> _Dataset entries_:
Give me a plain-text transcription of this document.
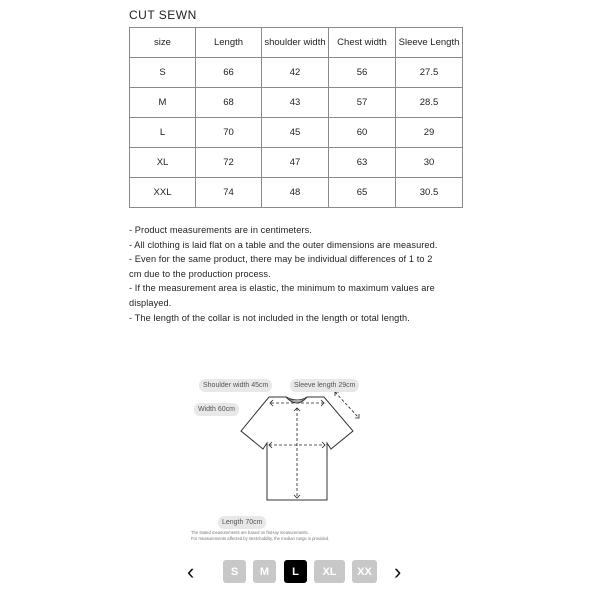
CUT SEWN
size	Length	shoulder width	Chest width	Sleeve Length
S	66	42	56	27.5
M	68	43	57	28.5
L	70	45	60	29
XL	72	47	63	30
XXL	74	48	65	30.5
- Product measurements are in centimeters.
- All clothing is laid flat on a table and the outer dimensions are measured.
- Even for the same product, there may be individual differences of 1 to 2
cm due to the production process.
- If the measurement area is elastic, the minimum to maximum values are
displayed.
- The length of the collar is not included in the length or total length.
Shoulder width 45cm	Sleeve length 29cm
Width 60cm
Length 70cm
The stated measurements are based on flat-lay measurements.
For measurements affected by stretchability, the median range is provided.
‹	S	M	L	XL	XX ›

> _REQUIREMENTS_: From the entries above, extract every line where the word "measurements" appears.

> _REPLY TO THE EXERCISE_:
- Product measurements are in centimeters.
The stated measurements are based on flat-lay measurements.
For measurements affected by stretchability, the median range is provided.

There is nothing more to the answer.